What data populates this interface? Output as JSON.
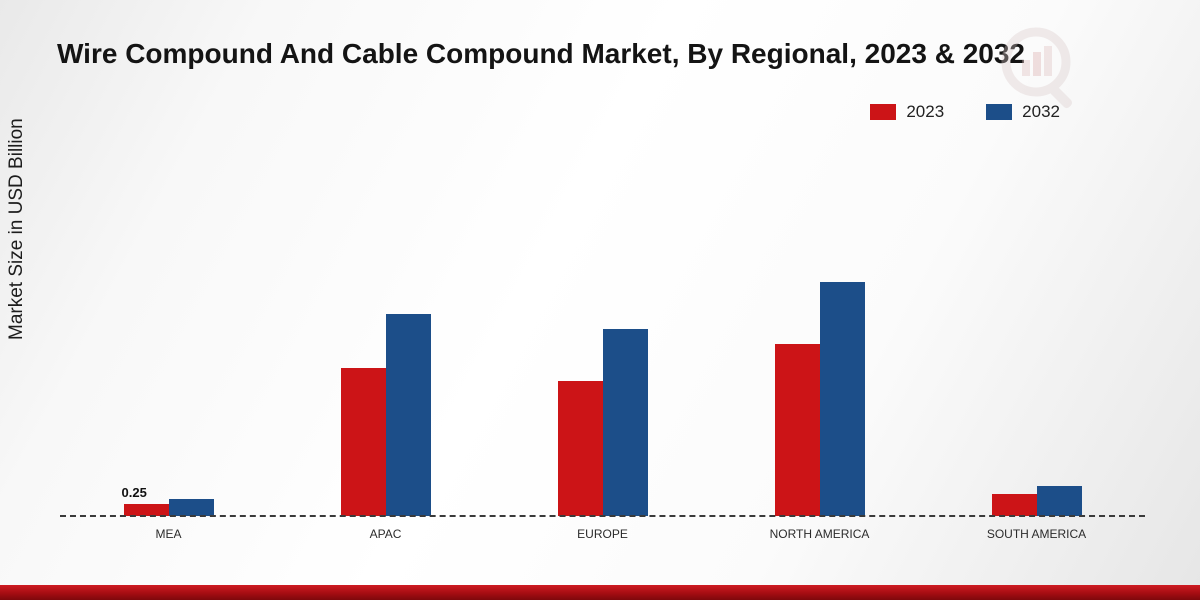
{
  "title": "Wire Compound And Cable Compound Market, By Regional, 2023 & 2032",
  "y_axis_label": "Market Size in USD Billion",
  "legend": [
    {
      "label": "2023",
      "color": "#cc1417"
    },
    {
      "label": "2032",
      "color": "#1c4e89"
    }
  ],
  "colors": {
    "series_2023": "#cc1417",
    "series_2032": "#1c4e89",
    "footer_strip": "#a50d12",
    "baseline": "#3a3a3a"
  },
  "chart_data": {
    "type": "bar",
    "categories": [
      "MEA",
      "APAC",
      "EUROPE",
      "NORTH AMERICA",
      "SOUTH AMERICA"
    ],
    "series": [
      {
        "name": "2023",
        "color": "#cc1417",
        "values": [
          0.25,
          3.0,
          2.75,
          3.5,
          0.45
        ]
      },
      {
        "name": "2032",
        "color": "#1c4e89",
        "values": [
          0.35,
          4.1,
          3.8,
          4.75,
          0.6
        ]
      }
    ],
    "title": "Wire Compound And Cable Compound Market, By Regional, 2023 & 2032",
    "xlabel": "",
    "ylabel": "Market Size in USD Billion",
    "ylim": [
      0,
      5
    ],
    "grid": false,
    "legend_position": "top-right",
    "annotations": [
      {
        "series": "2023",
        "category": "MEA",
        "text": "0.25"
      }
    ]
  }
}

********

> **Prompt**
Answer with one number only: how many lines above contain the word "Size".

> **Response to this task**
2